------ Provided records

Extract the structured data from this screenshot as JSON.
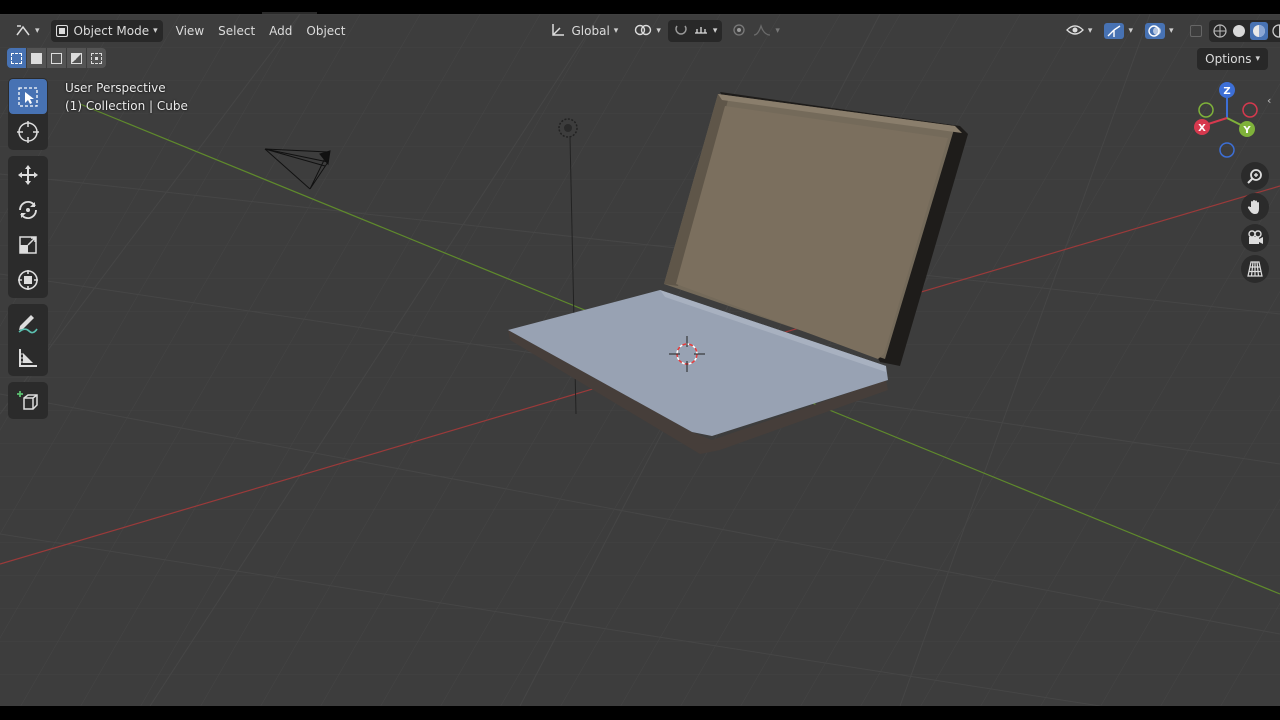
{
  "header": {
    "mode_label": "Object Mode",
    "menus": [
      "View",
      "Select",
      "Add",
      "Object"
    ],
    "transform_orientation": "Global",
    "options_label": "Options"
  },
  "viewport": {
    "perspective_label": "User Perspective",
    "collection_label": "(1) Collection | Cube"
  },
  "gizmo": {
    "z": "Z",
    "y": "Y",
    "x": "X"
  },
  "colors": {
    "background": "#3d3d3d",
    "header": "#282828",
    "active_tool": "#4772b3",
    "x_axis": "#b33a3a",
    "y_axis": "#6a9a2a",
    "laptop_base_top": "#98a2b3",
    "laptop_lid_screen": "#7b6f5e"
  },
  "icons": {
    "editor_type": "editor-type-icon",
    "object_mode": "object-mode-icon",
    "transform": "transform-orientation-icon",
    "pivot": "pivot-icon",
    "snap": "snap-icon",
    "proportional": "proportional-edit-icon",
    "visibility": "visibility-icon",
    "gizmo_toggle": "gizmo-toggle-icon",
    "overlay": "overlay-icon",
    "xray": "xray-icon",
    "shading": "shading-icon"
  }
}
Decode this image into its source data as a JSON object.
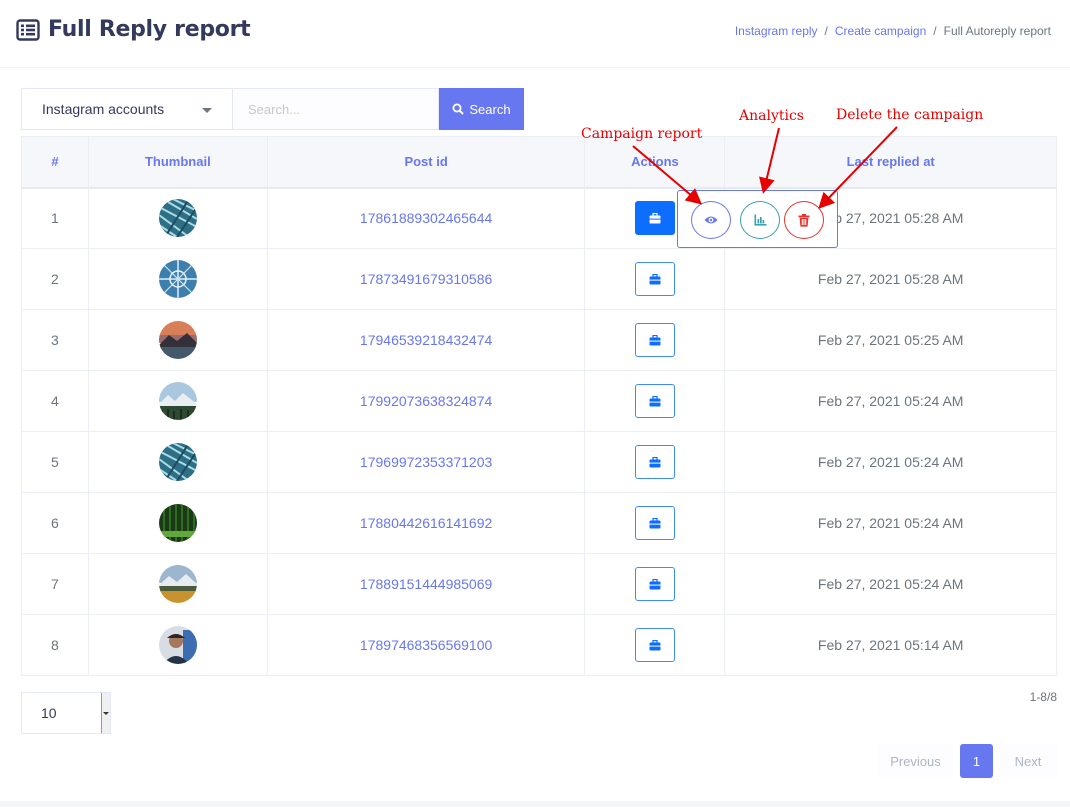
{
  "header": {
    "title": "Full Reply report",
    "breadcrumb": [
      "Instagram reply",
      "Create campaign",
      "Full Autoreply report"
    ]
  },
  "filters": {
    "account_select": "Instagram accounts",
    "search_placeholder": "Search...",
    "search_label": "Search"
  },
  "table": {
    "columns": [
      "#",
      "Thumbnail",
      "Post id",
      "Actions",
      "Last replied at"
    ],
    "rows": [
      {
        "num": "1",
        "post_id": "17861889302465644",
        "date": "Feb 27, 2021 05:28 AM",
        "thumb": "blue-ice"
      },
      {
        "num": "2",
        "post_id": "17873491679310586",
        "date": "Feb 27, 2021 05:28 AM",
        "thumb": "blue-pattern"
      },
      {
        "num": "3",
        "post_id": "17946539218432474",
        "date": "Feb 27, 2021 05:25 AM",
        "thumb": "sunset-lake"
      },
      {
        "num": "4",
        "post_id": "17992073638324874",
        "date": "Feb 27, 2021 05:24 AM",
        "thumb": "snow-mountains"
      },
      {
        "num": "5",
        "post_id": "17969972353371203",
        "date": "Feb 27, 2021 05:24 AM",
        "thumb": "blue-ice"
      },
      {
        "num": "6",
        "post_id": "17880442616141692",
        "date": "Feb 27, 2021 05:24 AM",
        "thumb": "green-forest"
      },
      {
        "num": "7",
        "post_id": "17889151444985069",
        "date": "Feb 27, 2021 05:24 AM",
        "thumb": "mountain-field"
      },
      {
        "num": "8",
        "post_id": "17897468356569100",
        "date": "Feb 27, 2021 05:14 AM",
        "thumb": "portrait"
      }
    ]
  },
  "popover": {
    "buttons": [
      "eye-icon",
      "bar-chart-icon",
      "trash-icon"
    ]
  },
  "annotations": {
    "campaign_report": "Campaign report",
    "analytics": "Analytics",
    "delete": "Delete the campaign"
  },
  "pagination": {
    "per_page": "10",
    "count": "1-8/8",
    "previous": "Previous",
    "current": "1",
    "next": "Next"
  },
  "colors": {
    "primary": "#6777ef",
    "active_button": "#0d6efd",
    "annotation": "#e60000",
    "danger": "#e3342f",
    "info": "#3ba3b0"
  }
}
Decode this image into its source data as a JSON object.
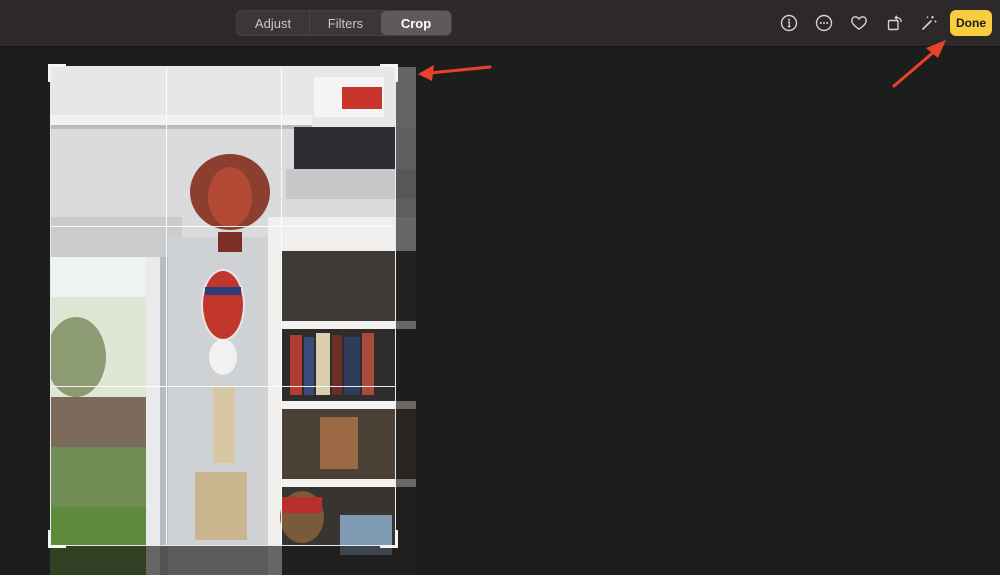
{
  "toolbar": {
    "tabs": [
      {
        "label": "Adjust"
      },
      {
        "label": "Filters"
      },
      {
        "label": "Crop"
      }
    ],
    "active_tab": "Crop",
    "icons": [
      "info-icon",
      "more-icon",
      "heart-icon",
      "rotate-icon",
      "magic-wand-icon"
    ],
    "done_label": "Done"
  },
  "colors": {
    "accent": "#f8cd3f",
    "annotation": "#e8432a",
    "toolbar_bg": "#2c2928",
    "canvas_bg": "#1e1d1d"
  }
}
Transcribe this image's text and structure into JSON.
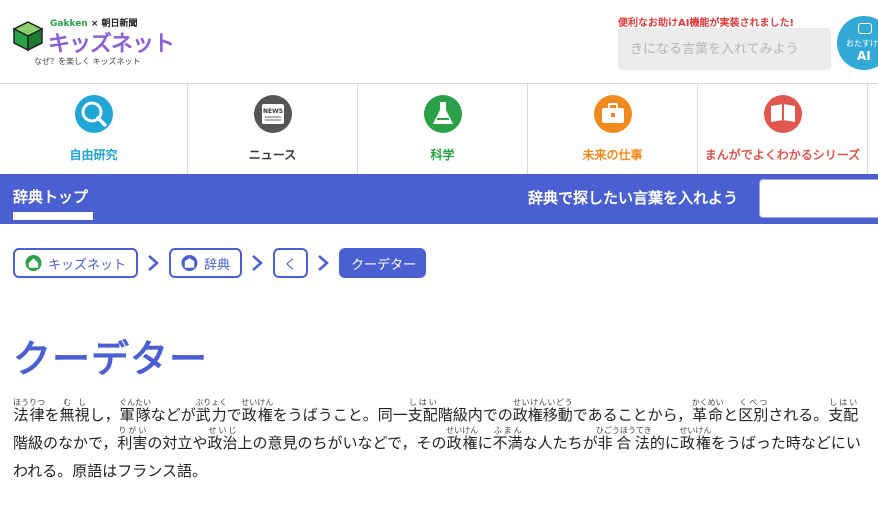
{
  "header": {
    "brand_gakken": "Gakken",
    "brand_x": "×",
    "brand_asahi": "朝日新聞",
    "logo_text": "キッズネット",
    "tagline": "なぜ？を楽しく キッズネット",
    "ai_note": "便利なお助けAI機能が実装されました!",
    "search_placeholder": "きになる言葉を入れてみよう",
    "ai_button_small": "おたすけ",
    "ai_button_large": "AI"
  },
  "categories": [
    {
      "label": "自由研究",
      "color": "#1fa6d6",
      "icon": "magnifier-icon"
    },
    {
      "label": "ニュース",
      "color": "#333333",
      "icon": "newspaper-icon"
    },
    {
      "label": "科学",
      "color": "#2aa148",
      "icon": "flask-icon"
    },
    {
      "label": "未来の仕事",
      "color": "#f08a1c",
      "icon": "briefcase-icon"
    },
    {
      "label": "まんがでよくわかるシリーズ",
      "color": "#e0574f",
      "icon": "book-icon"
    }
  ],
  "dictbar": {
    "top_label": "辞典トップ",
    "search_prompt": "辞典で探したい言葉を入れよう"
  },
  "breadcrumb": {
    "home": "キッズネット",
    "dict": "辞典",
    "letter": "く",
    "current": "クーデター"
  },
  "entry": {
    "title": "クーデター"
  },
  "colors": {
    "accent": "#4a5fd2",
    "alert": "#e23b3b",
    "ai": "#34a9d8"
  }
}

------------

*What is asked*. Look through the material and copy each line that has "Instagram".

*Task output*.
      "Instagram reply",
    "account_select": "Instagram accounts",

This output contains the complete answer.